>> start

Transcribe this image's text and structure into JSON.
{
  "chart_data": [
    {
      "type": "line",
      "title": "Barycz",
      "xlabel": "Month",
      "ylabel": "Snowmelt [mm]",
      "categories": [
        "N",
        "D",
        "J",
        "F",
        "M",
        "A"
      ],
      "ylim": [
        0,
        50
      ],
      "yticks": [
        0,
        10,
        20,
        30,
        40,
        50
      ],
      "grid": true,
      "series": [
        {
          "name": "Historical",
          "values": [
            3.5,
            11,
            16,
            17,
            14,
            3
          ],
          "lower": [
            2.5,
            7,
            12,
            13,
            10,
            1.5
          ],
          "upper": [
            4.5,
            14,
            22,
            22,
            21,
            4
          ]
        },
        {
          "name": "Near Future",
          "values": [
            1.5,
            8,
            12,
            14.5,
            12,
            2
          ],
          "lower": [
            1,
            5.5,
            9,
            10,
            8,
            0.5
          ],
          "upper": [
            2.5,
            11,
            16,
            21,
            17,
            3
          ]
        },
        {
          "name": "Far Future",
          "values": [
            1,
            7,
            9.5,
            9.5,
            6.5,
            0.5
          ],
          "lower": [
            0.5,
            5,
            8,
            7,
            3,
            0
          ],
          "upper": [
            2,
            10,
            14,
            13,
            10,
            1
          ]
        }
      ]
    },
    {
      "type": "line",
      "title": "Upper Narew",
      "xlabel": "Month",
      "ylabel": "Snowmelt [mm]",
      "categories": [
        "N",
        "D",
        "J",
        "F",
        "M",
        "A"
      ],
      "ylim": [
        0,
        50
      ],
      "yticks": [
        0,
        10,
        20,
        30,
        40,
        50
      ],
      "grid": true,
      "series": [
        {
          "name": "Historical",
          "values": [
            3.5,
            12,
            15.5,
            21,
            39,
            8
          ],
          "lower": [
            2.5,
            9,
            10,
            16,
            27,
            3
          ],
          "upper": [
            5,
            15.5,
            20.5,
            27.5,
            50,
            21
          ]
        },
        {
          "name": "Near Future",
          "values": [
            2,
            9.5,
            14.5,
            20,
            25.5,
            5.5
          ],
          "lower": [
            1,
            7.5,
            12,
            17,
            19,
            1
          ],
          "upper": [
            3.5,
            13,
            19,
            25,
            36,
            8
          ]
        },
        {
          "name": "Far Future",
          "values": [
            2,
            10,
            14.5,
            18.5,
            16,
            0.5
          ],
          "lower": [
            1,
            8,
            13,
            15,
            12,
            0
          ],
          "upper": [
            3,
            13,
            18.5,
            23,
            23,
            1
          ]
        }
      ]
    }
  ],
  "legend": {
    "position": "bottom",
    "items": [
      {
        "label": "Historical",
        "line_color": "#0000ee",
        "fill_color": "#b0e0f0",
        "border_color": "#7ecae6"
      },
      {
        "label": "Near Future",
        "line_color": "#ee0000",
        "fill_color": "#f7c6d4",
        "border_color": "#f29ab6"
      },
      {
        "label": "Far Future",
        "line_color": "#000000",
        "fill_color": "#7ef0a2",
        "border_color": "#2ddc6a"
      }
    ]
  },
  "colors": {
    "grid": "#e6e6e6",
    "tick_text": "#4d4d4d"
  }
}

>> end

[Stated task] Send back all of the entries exactly, with nothing missing.

[Completed task]
Transcribe this image's text and structure into JSON.
{
  "chart_data": [
    {
      "type": "line",
      "title": "Barycz",
      "xlabel": "Month",
      "ylabel": "Snowmelt [mm]",
      "categories": [
        "N",
        "D",
        "J",
        "F",
        "M",
        "A"
      ],
      "ylim": [
        0,
        50
      ],
      "yticks": [
        0,
        10,
        20,
        30,
        40,
        50
      ],
      "grid": true,
      "series": [
        {
          "name": "Historical",
          "values": [
            3.5,
            11,
            16,
            17,
            14,
            3
          ],
          "lower": [
            2.5,
            7,
            12,
            13,
            10,
            1.5
          ],
          "upper": [
            4.5,
            14,
            22,
            22,
            21,
            4
          ]
        },
        {
          "name": "Near Future",
          "values": [
            1.5,
            8,
            12,
            14.5,
            12,
            2
          ],
          "lower": [
            1,
            5.5,
            9,
            10,
            8,
            0.5
          ],
          "upper": [
            2.5,
            11,
            16,
            21,
            17,
            3
          ]
        },
        {
          "name": "Far Future",
          "values": [
            1,
            7,
            9.5,
            9.5,
            6.5,
            0.5
          ],
          "lower": [
            0.5,
            5,
            8,
            7,
            3,
            0
          ],
          "upper": [
            2,
            10,
            14,
            13,
            10,
            1
          ]
        }
      ]
    },
    {
      "type": "line",
      "title": "Upper Narew",
      "xlabel": "Month",
      "ylabel": "Snowmelt [mm]",
      "categories": [
        "N",
        "D",
        "J",
        "F",
        "M",
        "A"
      ],
      "ylim": [
        0,
        50
      ],
      "yticks": [
        0,
        10,
        20,
        30,
        40,
        50
      ],
      "grid": true,
      "series": [
        {
          "name": "Historical",
          "values": [
            3.5,
            12,
            15.5,
            21,
            39,
            8
          ],
          "lower": [
            2.5,
            9,
            10,
            16,
            27,
            3
          ],
          "upper": [
            5,
            15.5,
            20.5,
            27.5,
            50,
            21
          ]
        },
        {
          "name": "Near Future",
          "values": [
            2,
            9.5,
            14.5,
            20,
            25.5,
            5.5
          ],
          "lower": [
            1,
            7.5,
            12,
            17,
            19,
            1
          ],
          "upper": [
            3.5,
            13,
            19,
            25,
            36,
            8
          ]
        },
        {
          "name": "Far Future",
          "values": [
            2,
            10,
            14.5,
            18.5,
            16,
            0.5
          ],
          "lower": [
            1,
            8,
            13,
            15,
            12,
            0
          ],
          "upper": [
            3,
            13,
            18.5,
            23,
            23,
            1
          ]
        }
      ]
    }
  ],
  "legend": {
    "position": "bottom",
    "items": [
      {
        "label": "Historical",
        "line_color": "#0000ee",
        "fill_color": "#b0e0f0",
        "border_color": "#7ecae6"
      },
      {
        "label": "Near Future",
        "line_color": "#ee0000",
        "fill_color": "#f7c6d4",
        "border_color": "#f29ab6"
      },
      {
        "label": "Far Future",
        "line_color": "#000000",
        "fill_color": "#7ef0a2",
        "border_color": "#2ddc6a"
      }
    ]
  },
  "colors": {
    "grid": "#e6e6e6",
    "tick_text": "#4d4d4d"
  }
}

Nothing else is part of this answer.